▸ The task:
Write out every line below that includes the word "Early".

----

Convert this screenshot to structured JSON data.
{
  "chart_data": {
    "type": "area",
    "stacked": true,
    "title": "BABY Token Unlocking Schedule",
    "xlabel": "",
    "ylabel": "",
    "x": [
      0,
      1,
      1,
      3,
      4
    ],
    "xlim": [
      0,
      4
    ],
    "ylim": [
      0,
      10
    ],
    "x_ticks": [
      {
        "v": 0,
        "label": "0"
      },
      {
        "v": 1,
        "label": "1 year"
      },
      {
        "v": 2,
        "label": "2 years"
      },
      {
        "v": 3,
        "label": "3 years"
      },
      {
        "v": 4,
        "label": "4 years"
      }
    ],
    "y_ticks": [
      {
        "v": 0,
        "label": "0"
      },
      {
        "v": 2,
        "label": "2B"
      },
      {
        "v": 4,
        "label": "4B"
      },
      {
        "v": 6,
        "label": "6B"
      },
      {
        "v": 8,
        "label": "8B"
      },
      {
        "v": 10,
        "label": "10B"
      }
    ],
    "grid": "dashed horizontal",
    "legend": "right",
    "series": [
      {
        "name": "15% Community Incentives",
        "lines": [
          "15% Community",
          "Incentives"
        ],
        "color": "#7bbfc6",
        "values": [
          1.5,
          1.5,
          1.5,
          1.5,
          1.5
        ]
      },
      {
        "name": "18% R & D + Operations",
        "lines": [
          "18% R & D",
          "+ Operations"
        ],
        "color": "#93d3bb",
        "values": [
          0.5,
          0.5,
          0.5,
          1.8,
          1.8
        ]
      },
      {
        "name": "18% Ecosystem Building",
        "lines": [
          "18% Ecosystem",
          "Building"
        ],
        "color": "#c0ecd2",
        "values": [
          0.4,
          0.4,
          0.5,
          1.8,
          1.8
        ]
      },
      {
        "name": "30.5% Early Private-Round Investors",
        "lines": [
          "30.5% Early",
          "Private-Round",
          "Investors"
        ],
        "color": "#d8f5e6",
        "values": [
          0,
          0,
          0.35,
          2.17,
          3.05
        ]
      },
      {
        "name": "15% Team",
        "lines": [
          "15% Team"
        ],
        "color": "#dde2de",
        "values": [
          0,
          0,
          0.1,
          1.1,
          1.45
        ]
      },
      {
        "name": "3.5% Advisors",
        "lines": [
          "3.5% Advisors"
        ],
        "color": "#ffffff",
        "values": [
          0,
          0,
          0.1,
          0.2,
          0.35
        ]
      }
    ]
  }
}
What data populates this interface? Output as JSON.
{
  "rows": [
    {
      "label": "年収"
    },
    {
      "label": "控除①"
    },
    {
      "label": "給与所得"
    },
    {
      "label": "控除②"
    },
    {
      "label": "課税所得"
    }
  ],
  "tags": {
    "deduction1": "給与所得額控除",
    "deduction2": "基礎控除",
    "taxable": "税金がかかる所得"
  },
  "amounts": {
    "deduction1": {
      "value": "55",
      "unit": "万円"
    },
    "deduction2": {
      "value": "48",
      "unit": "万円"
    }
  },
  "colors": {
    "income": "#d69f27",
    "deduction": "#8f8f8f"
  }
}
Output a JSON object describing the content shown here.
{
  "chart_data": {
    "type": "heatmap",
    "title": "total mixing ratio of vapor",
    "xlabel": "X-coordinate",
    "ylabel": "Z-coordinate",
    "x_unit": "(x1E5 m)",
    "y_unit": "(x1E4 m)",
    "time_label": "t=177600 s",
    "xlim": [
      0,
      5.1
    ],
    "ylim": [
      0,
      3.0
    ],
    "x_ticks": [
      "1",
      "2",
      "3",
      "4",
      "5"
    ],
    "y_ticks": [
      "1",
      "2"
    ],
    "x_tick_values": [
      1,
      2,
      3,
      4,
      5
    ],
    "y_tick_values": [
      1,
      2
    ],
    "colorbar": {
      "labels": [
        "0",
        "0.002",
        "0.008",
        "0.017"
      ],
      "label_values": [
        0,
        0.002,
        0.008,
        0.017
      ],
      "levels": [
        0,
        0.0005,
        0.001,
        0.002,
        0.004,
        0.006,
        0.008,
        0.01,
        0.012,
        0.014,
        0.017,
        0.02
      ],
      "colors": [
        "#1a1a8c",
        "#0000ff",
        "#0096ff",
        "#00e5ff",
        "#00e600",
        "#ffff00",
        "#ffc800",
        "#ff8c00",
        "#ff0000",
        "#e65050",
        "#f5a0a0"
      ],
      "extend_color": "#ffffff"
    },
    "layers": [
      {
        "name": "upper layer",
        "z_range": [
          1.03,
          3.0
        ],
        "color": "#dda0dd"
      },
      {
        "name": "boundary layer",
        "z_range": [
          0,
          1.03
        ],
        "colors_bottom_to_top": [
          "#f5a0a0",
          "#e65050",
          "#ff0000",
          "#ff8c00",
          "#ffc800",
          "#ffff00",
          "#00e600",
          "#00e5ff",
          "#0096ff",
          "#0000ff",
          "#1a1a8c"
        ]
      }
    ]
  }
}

----

▸ The solution:
        "name": "30.5% Early Private-Round Investors",
          "30.5% Early",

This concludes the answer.